(Request):
For the records that follow, return only the count of lines containing the string "ylabel".

__________________________________________________

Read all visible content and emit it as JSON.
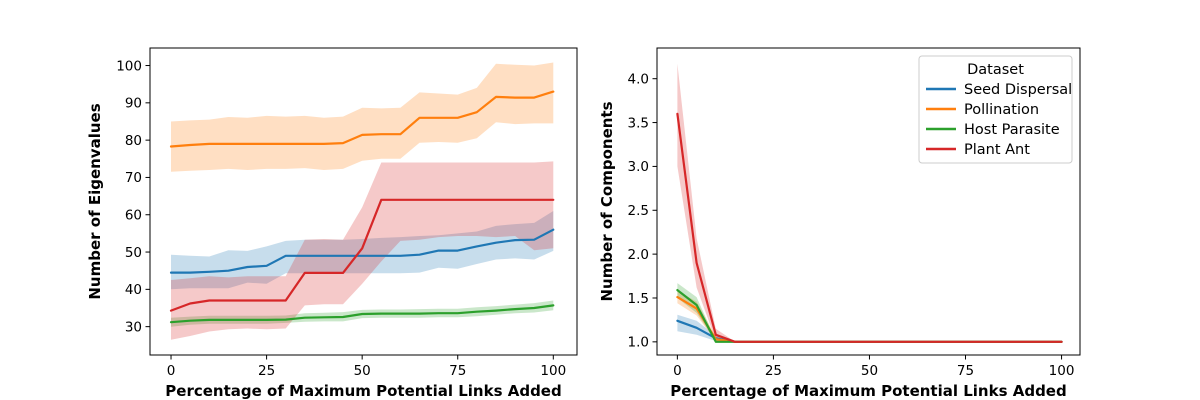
{
  "figure": {
    "background": "#ffffff"
  },
  "chart_data": [
    {
      "type": "line",
      "name": "left",
      "title": "",
      "xlabel": "Percentage of Maximum Potential Links Added",
      "ylabel": "Number of Eigenvalues",
      "xlim": [
        -5.5,
        106.2
      ],
      "ylim": [
        22.4,
        104.7
      ],
      "xticks": [
        0,
        25,
        50,
        75,
        100
      ],
      "xtick_labels": [
        "0",
        "25",
        "50",
        "75",
        "100"
      ],
      "yticks": [
        30,
        40,
        50,
        60,
        70,
        80,
        90,
        100
      ],
      "ytick_labels": [
        "30",
        "40",
        "50",
        "60",
        "70",
        "80",
        "90",
        "100"
      ],
      "grid": false,
      "legend": null,
      "x": [
        0,
        5,
        10,
        15,
        20,
        25,
        30,
        35,
        40,
        45,
        50,
        55,
        60,
        65,
        70,
        75,
        80,
        85,
        90,
        95,
        100
      ],
      "series": [
        {
          "name": "Seed Dispersal",
          "color": "#1f77b4",
          "values": [
            44.5,
            44.5,
            44.7,
            45.0,
            46.0,
            46.3,
            49.0,
            49.0,
            49.0,
            49.0,
            49.0,
            49.0,
            49.0,
            49.3,
            50.4,
            50.4,
            51.5,
            52.5,
            53.2,
            53.3,
            56.0
          ],
          "lower": [
            40.0,
            40.3,
            40.3,
            40.3,
            41.8,
            41.5,
            44.3,
            44.3,
            44.3,
            44.3,
            44.3,
            44.3,
            44.3,
            44.5,
            45.8,
            45.5,
            46.8,
            48.0,
            48.3,
            48.0,
            50.3
          ],
          "upper": [
            49.3,
            49.0,
            48.8,
            50.5,
            50.3,
            51.5,
            53.0,
            53.3,
            53.3,
            53.3,
            53.5,
            53.8,
            54.0,
            54.3,
            54.5,
            55.0,
            55.5,
            57.0,
            57.5,
            57.8,
            61.0
          ]
        },
        {
          "name": "Pollination",
          "color": "#ff7f0e",
          "values": [
            78.3,
            78.7,
            79.0,
            79.0,
            79.0,
            79.0,
            79.0,
            79.0,
            79.0,
            79.2,
            81.4,
            81.6,
            81.6,
            86.0,
            86.0,
            86.0,
            87.5,
            91.6,
            91.4,
            91.4,
            93.0
          ],
          "lower": [
            71.5,
            71.8,
            72.0,
            72.3,
            72.0,
            72.3,
            72.3,
            72.5,
            72.0,
            72.3,
            74.5,
            75.0,
            75.0,
            79.3,
            79.5,
            79.3,
            80.5,
            84.8,
            84.3,
            84.5,
            84.5
          ],
          "upper": [
            85.0,
            85.3,
            85.5,
            86.2,
            86.0,
            86.5,
            86.3,
            86.5,
            86.0,
            86.3,
            88.7,
            88.5,
            88.7,
            92.8,
            92.5,
            92.2,
            94.0,
            100.5,
            100.2,
            100.0,
            100.8
          ]
        },
        {
          "name": "Host Parasite",
          "color": "#2ca02c",
          "values": [
            31.2,
            31.6,
            31.8,
            31.8,
            31.8,
            31.8,
            31.9,
            32.4,
            32.5,
            32.6,
            33.4,
            33.5,
            33.5,
            33.5,
            33.6,
            33.6,
            34.0,
            34.3,
            34.7,
            35.0,
            35.7
          ],
          "lower": [
            30.0,
            30.5,
            30.8,
            30.8,
            30.8,
            30.8,
            31.0,
            31.3,
            31.4,
            31.4,
            32.3,
            32.4,
            32.4,
            32.4,
            32.5,
            32.5,
            32.8,
            33.2,
            33.6,
            33.8,
            34.4
          ],
          "upper": [
            32.4,
            32.7,
            32.9,
            32.9,
            32.9,
            32.9,
            33.0,
            33.6,
            33.7,
            33.9,
            34.5,
            34.6,
            34.6,
            34.7,
            34.8,
            34.8,
            35.2,
            35.5,
            35.9,
            36.3,
            37.0
          ]
        },
        {
          "name": "Plant Ant",
          "color": "#d62728",
          "values": [
            34.3,
            36.2,
            37.0,
            37.0,
            37.0,
            37.0,
            37.0,
            44.4,
            44.4,
            44.4,
            51.0,
            64.0,
            64.0,
            64.0,
            64.0,
            64.0,
            64.0,
            64.0,
            64.0,
            64.0,
            64.0
          ],
          "lower": [
            26.5,
            27.5,
            28.7,
            29.3,
            29.5,
            29.3,
            29.5,
            35.7,
            36.0,
            36.0,
            41.5,
            47.5,
            53.0,
            53.3,
            54.0,
            54.3,
            54.3,
            54.0,
            54.3,
            50.5,
            51.0
          ],
          "upper": [
            42.5,
            43.0,
            43.5,
            43.2,
            43.5,
            43.5,
            43.5,
            53.3,
            53.5,
            53.3,
            62.0,
            74.0,
            74.0,
            74.0,
            74.0,
            74.0,
            74.0,
            74.0,
            74.0,
            74.0,
            74.3
          ]
        }
      ]
    },
    {
      "type": "line",
      "name": "right",
      "title": "",
      "xlabel": "Percentage of Maximum Potential Links Added",
      "ylabel": "Number of Components",
      "xlim": [
        -5.3,
        104.8
      ],
      "ylim": [
        0.85,
        4.35
      ],
      "xticks": [
        0,
        25,
        50,
        75,
        100
      ],
      "xtick_labels": [
        "0",
        "25",
        "50",
        "75",
        "100"
      ],
      "yticks": [
        1.0,
        1.5,
        2.0,
        2.5,
        3.0,
        3.5,
        4.0
      ],
      "ytick_labels": [
        "1.0",
        "1.5",
        "2.0",
        "2.5",
        "3.0",
        "3.5",
        "4.0"
      ],
      "grid": false,
      "legend": {
        "title": "Dataset",
        "location": "upper right",
        "entries": [
          "Seed Dispersal",
          "Pollination",
          "Host Parasite",
          "Plant Ant"
        ]
      },
      "x": [
        0,
        5,
        10,
        15,
        20,
        25,
        30,
        35,
        40,
        45,
        50,
        55,
        60,
        65,
        70,
        75,
        80,
        85,
        90,
        95,
        100
      ],
      "series": [
        {
          "name": "Seed Dispersal",
          "color": "#1f77b4",
          "values": [
            1.24,
            1.16,
            1.04,
            1.0,
            1.0,
            1.0,
            1.0,
            1.0,
            1.0,
            1.0,
            1.0,
            1.0,
            1.0,
            1.0,
            1.0,
            1.0,
            1.0,
            1.0,
            1.0,
            1.0,
            1.0
          ],
          "lower": [
            1.12,
            1.08,
            1.01,
            1.0,
            1.0,
            1.0,
            1.0,
            1.0,
            1.0,
            1.0,
            1.0,
            1.0,
            1.0,
            1.0,
            1.0,
            1.0,
            1.0,
            1.0,
            1.0,
            1.0,
            1.0
          ],
          "upper": [
            1.31,
            1.24,
            1.07,
            1.0,
            1.0,
            1.0,
            1.0,
            1.0,
            1.0,
            1.0,
            1.0,
            1.0,
            1.0,
            1.0,
            1.0,
            1.0,
            1.0,
            1.0,
            1.0,
            1.0,
            1.0
          ]
        },
        {
          "name": "Pollination",
          "color": "#ff7f0e",
          "values": [
            1.51,
            1.38,
            1.03,
            1.0,
            1.0,
            1.0,
            1.0,
            1.0,
            1.0,
            1.0,
            1.0,
            1.0,
            1.0,
            1.0,
            1.0,
            1.0,
            1.0,
            1.0,
            1.0,
            1.0,
            1.0
          ],
          "lower": [
            1.44,
            1.3,
            1.01,
            1.0,
            1.0,
            1.0,
            1.0,
            1.0,
            1.0,
            1.0,
            1.0,
            1.0,
            1.0,
            1.0,
            1.0,
            1.0,
            1.0,
            1.0,
            1.0,
            1.0,
            1.0
          ],
          "upper": [
            1.58,
            1.46,
            1.06,
            1.0,
            1.0,
            1.0,
            1.0,
            1.0,
            1.0,
            1.0,
            1.0,
            1.0,
            1.0,
            1.0,
            1.0,
            1.0,
            1.0,
            1.0,
            1.0,
            1.0,
            1.0
          ]
        },
        {
          "name": "Host Parasite",
          "color": "#2ca02c",
          "values": [
            1.59,
            1.42,
            1.0,
            1.0,
            1.0,
            1.0,
            1.0,
            1.0,
            1.0,
            1.0,
            1.0,
            1.0,
            1.0,
            1.0,
            1.0,
            1.0,
            1.0,
            1.0,
            1.0,
            1.0,
            1.0
          ],
          "lower": [
            1.5,
            1.33,
            1.0,
            1.0,
            1.0,
            1.0,
            1.0,
            1.0,
            1.0,
            1.0,
            1.0,
            1.0,
            1.0,
            1.0,
            1.0,
            1.0,
            1.0,
            1.0,
            1.0,
            1.0,
            1.0
          ],
          "upper": [
            1.67,
            1.51,
            1.02,
            1.0,
            1.0,
            1.0,
            1.0,
            1.0,
            1.0,
            1.0,
            1.0,
            1.0,
            1.0,
            1.0,
            1.0,
            1.0,
            1.0,
            1.0,
            1.0,
            1.0,
            1.0
          ]
        },
        {
          "name": "Plant Ant",
          "color": "#d62728",
          "values": [
            3.6,
            1.9,
            1.08,
            1.0,
            1.0,
            1.0,
            1.0,
            1.0,
            1.0,
            1.0,
            1.0,
            1.0,
            1.0,
            1.0,
            1.0,
            1.0,
            1.0,
            1.0,
            1.0,
            1.0,
            1.0
          ],
          "lower": [
            3.0,
            1.62,
            1.02,
            1.0,
            1.0,
            1.0,
            1.0,
            1.0,
            1.0,
            1.0,
            1.0,
            1.0,
            1.0,
            1.0,
            1.0,
            1.0,
            1.0,
            1.0,
            1.0,
            1.0,
            1.0
          ],
          "upper": [
            4.17,
            2.18,
            1.15,
            1.0,
            1.0,
            1.0,
            1.0,
            1.0,
            1.0,
            1.0,
            1.0,
            1.0,
            1.0,
            1.0,
            1.0,
            1.0,
            1.0,
            1.0,
            1.0,
            1.0,
            1.0
          ]
        }
      ]
    }
  ],
  "style": {
    "line_color_seed_dispersal": "#1f77b4",
    "line_color_pollination": "#ff7f0e",
    "line_color_host_parasite": "#2ca02c",
    "line_color_plant_ant": "#d62728",
    "spine_color": "#000000",
    "text_color": "#000000",
    "legend_border_color": "#cccccc"
  }
}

__________________________________________________

(Written solution):
2